Directions:
Pick out every line of the entries below where "screenshot" occurs, and copy those lines.

The records:
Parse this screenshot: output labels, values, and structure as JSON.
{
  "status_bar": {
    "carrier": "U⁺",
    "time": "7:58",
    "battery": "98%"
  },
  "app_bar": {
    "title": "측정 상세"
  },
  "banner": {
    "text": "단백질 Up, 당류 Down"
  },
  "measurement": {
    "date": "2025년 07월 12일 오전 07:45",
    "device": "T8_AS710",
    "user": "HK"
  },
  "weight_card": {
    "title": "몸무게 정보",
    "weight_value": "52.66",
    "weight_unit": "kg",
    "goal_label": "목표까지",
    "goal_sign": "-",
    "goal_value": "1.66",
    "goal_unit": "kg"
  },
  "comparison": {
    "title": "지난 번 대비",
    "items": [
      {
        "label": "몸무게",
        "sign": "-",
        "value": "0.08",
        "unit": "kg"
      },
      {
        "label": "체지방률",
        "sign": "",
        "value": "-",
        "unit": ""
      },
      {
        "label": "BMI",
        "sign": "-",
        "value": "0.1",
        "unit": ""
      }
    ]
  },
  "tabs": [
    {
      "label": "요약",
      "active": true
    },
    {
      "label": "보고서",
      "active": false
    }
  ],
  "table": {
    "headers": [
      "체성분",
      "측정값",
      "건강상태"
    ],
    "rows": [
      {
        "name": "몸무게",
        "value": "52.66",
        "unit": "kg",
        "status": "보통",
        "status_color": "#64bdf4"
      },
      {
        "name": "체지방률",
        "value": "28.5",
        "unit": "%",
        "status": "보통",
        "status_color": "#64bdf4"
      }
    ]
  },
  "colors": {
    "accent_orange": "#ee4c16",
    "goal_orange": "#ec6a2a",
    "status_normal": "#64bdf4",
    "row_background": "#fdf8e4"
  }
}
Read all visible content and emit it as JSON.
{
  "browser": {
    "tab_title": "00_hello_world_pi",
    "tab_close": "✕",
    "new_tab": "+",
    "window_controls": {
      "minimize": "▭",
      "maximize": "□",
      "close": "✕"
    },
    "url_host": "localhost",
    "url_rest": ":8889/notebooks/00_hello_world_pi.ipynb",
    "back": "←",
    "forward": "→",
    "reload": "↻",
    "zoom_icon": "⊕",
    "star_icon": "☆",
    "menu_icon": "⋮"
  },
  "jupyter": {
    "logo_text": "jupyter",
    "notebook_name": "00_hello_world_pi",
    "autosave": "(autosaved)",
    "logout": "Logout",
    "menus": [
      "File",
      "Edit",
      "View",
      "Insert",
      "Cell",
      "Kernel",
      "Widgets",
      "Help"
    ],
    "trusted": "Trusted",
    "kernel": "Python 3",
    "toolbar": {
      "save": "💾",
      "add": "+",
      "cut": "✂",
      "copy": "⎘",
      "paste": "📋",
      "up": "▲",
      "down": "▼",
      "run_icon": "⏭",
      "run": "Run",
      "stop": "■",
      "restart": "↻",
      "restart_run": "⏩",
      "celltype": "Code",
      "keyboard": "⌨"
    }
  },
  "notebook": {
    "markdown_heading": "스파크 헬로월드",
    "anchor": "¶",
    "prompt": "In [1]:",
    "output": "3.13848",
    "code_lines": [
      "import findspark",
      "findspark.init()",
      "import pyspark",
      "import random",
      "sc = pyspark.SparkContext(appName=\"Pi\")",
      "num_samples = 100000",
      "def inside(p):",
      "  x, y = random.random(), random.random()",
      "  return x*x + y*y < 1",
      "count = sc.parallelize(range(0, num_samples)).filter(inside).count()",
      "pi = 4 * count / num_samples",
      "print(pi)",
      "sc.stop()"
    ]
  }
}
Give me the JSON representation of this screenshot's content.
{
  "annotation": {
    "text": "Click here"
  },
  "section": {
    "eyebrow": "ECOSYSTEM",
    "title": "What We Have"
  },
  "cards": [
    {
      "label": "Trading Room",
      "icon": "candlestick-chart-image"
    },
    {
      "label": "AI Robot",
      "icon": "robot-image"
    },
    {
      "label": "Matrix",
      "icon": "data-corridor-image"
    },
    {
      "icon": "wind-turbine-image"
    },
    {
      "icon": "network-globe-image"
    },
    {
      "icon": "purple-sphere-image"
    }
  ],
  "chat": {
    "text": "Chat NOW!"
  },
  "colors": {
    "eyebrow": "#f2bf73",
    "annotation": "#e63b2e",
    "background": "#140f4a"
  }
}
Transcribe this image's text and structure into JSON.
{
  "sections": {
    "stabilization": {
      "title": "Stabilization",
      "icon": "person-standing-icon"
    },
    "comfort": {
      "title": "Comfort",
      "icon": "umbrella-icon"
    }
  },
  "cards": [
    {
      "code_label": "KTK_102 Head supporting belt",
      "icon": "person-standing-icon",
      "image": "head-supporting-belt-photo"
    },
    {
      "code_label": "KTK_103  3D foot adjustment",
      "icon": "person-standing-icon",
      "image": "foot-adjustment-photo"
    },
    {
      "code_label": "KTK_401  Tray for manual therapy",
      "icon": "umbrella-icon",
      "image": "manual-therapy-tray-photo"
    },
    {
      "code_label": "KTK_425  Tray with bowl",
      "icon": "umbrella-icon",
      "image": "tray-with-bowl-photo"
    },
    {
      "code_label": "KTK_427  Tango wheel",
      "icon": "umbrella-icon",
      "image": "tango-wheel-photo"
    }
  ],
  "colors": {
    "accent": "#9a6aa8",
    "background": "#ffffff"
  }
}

Task answer:
Parse this screenshot: output labels, values, and structure as JSON.
Give me the JSON representation of this screenshot's content.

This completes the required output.